>> Begin

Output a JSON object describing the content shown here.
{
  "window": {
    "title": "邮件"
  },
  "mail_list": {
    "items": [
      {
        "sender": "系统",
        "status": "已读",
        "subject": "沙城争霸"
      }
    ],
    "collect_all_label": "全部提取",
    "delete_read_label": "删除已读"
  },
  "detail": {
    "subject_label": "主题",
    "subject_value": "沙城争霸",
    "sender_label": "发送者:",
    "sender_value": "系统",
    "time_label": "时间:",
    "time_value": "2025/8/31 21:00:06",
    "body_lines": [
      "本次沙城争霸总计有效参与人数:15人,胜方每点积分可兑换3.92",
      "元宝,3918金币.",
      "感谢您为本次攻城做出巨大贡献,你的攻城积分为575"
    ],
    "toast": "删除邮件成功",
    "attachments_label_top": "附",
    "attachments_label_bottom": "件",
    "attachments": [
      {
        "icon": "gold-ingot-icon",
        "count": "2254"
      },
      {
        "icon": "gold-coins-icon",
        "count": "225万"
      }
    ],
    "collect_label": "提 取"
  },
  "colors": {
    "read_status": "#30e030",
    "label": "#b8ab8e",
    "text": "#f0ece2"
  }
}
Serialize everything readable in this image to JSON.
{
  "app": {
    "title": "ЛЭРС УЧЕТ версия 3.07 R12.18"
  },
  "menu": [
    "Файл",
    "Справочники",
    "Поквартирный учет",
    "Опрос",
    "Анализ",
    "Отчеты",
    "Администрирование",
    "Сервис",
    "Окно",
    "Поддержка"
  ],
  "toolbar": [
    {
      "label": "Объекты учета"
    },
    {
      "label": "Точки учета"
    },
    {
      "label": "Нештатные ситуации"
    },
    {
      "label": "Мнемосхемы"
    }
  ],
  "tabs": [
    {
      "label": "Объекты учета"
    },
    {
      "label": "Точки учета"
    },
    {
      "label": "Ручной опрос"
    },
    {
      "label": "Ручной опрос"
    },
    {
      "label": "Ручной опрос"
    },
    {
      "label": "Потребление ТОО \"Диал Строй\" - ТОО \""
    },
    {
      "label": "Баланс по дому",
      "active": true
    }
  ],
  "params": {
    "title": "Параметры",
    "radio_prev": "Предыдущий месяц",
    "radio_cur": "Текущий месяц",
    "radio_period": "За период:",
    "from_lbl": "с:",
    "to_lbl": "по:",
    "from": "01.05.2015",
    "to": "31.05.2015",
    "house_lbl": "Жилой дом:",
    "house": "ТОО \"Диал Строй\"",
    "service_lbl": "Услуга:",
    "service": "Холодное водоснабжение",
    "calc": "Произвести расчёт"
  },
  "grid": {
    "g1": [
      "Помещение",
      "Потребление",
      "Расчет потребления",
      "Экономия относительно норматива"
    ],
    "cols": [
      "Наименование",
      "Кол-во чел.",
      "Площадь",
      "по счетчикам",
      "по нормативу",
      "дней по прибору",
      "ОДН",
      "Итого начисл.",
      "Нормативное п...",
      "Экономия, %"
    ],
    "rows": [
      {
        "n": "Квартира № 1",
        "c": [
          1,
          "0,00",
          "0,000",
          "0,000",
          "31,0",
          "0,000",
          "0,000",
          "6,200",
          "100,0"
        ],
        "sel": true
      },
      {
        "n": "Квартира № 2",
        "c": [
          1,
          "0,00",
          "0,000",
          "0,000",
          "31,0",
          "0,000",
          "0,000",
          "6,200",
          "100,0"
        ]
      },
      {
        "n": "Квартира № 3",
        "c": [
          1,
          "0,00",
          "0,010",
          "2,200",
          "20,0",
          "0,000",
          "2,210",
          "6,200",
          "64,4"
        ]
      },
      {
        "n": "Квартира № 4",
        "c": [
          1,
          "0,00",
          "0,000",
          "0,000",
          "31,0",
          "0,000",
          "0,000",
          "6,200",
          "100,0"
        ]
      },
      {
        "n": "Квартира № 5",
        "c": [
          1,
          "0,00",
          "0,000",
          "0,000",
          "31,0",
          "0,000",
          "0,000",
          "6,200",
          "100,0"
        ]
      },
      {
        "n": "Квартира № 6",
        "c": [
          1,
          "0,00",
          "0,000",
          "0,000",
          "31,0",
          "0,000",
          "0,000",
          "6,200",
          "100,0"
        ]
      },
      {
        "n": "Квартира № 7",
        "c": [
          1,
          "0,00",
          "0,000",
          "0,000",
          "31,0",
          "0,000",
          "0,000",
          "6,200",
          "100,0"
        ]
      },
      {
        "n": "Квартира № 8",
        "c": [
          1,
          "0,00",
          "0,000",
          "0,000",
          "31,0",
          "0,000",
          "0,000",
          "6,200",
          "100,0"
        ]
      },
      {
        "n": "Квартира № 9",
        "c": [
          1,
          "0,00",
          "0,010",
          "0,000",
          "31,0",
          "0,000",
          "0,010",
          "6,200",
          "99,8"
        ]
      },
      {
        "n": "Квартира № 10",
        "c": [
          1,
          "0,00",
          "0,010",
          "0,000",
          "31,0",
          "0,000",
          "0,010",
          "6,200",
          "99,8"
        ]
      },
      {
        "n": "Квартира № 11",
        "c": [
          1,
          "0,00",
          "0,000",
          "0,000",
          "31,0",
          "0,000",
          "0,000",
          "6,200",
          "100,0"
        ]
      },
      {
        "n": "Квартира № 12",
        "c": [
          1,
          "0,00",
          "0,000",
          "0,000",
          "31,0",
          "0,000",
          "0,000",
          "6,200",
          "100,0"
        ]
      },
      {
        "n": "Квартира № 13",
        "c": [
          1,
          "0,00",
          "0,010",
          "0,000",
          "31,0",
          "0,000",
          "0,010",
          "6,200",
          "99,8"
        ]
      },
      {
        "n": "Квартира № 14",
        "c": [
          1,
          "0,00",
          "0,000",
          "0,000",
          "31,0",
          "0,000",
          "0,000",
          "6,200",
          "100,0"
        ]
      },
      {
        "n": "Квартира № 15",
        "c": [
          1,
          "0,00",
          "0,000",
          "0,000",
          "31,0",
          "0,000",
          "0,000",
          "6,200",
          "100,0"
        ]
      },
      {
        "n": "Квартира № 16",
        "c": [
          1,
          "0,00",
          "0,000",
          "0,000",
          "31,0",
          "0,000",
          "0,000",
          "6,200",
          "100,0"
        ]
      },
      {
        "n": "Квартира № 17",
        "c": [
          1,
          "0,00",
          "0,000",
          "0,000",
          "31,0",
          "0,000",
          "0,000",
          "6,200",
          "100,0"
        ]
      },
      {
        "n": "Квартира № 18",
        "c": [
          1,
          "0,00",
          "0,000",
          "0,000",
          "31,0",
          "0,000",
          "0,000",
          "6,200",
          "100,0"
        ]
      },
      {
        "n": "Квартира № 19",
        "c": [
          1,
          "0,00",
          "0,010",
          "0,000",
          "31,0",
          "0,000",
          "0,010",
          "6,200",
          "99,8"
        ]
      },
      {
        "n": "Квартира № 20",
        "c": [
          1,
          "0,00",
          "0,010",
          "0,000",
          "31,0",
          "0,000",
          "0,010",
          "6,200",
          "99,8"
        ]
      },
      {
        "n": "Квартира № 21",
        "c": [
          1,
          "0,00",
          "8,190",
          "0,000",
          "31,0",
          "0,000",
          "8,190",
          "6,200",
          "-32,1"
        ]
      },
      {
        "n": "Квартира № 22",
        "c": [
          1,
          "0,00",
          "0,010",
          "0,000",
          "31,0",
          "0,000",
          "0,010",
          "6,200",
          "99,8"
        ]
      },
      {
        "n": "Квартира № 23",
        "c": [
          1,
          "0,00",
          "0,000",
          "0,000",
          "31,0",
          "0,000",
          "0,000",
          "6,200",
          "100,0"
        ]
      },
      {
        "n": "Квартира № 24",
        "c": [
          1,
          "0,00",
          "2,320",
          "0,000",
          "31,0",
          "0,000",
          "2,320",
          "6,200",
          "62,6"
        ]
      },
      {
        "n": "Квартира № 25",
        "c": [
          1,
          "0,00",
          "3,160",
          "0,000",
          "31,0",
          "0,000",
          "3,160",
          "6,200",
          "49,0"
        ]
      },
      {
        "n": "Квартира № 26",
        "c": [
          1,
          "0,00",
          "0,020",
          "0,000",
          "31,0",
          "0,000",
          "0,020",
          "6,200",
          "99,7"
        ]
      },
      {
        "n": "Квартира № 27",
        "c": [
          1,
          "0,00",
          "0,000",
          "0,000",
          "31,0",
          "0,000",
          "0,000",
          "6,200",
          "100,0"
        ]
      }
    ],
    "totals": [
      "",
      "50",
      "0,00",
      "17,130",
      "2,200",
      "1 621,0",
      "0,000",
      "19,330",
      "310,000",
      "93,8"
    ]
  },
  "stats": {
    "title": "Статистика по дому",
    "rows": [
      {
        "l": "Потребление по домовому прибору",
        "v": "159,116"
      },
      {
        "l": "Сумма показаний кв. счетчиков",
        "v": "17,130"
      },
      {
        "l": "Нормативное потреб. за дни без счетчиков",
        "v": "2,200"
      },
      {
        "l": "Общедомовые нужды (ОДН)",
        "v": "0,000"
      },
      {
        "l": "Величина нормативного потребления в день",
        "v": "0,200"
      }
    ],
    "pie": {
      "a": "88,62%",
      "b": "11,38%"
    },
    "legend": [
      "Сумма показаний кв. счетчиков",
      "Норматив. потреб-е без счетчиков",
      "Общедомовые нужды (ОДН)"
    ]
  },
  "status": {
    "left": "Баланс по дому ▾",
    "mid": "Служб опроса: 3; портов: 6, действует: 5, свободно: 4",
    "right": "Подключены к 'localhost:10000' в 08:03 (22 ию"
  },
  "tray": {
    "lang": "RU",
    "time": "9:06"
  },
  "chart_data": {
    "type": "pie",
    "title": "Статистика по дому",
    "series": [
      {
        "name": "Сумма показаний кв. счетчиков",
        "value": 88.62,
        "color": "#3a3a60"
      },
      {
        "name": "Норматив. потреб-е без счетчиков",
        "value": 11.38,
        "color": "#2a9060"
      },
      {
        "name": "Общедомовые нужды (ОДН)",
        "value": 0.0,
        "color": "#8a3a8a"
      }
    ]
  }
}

>> End

Extract all lines of the records above that include "title".

    "title": "邮件"
    "title": "ЛЭРС УЧЕТ версия 3.07 R12.18"
    "title": "Параметры",
    "title": "Статистика по дому",
    "title": "Статистика по дому",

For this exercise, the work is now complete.